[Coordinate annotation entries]
* * * * *
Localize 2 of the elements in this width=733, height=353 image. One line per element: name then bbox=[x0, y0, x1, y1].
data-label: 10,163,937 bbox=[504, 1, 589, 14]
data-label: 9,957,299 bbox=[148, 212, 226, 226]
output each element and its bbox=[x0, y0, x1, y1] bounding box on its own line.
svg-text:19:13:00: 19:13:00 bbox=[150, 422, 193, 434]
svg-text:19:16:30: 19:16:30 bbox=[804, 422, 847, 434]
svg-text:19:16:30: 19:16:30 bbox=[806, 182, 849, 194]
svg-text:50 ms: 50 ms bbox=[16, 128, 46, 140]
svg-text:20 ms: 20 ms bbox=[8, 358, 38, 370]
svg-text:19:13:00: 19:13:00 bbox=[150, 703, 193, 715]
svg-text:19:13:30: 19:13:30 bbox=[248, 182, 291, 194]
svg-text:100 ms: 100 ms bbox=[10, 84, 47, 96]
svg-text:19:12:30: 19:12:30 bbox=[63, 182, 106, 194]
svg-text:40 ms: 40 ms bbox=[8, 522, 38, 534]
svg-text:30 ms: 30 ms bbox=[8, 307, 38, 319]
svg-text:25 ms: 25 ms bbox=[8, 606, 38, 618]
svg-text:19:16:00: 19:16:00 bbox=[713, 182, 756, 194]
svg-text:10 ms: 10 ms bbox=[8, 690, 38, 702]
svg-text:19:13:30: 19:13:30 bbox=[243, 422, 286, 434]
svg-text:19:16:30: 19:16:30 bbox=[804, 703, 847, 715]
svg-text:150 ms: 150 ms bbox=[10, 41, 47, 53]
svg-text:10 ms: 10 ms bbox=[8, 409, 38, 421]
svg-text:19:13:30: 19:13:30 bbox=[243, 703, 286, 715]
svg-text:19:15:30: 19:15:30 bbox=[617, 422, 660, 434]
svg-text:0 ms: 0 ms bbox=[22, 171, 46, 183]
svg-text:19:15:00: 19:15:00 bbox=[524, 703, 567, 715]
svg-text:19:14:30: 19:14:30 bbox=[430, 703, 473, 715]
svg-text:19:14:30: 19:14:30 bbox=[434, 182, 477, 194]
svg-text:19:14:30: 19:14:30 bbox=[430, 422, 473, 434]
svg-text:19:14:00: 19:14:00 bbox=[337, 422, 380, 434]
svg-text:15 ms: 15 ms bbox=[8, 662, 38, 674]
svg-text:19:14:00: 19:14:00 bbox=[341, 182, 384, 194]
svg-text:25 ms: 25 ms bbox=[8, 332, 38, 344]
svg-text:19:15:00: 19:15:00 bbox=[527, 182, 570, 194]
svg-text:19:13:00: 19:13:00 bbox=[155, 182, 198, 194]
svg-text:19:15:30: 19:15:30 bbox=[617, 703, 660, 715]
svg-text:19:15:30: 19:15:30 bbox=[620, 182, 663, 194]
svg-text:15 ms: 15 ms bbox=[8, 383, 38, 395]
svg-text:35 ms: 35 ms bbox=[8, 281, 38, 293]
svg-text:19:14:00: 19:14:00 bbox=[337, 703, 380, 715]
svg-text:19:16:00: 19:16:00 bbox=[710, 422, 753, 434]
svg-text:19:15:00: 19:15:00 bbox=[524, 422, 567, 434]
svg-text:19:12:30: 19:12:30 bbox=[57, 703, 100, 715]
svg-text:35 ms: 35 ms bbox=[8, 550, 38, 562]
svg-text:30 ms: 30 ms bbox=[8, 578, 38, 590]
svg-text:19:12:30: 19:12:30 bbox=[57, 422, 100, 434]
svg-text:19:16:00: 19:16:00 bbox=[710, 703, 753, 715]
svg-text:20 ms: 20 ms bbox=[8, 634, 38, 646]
* * * * *
SHORT EXERCISE –
Retype the entries word for word, from the start through the line with "svg-text:19:15:00: 19:15:00 bbox=[527, 182, 570, 194]", both ends included.

RESPONSE TO THE TASK –
Localize 2 of the elements in this width=733, height=353 image. One line per element: name then bbox=[x0, y0, x1, y1].
data-label: 10,163,937 bbox=[504, 1, 589, 14]
data-label: 9,957,299 bbox=[148, 212, 226, 226]
output each element and its bbox=[x0, y0, x1, y1] bounding box on its own line.
svg-text:19:13:00: 19:13:00 bbox=[150, 422, 193, 434]
svg-text:19:16:30: 19:16:30 bbox=[804, 422, 847, 434]
svg-text:19:16:30: 19:16:30 bbox=[806, 182, 849, 194]
svg-text:50 ms: 50 ms bbox=[16, 128, 46, 140]
svg-text:20 ms: 20 ms bbox=[8, 358, 38, 370]
svg-text:19:13:00: 19:13:00 bbox=[150, 703, 193, 715]
svg-text:19:13:30: 19:13:30 bbox=[248, 182, 291, 194]
svg-text:100 ms: 100 ms bbox=[10, 84, 47, 96]
svg-text:19:12:30: 19:12:30 bbox=[63, 182, 106, 194]
svg-text:40 ms: 40 ms bbox=[8, 522, 38, 534]
svg-text:30 ms: 30 ms bbox=[8, 307, 38, 319]
svg-text:25 ms: 25 ms bbox=[8, 606, 38, 618]
svg-text:19:16:00: 19:16:00 bbox=[713, 182, 756, 194]
svg-text:10 ms: 10 ms bbox=[8, 690, 38, 702]
svg-text:19:13:30: 19:13:30 bbox=[243, 422, 286, 434]
svg-text:19:16:30: 19:16:30 bbox=[804, 703, 847, 715]
svg-text:150 ms: 150 ms bbox=[10, 41, 47, 53]
svg-text:10 ms: 10 ms bbox=[8, 409, 38, 421]
svg-text:19:13:30: 19:13:30 bbox=[243, 703, 286, 715]
svg-text:19:15:30: 19:15:30 bbox=[617, 422, 660, 434]
svg-text:0 ms: 0 ms bbox=[22, 171, 46, 183]
svg-text:19:15:00: 19:15:00 bbox=[524, 703, 567, 715]
svg-text:19:14:30: 19:14:30 bbox=[430, 703, 473, 715]
svg-text:19:14:30: 19:14:30 bbox=[434, 182, 477, 194]
svg-text:19:14:30: 19:14:30 bbox=[430, 422, 473, 434]
svg-text:19:14:00: 19:14:00 bbox=[337, 422, 380, 434]
svg-text:15 ms: 15 ms bbox=[8, 662, 38, 674]
svg-text:19:14:00: 19:14:00 bbox=[341, 182, 384, 194]
svg-text:25 ms: 25 ms bbox=[8, 332, 38, 344]
svg-text:19:15:00: 19:15:00 bbox=[527, 182, 570, 194]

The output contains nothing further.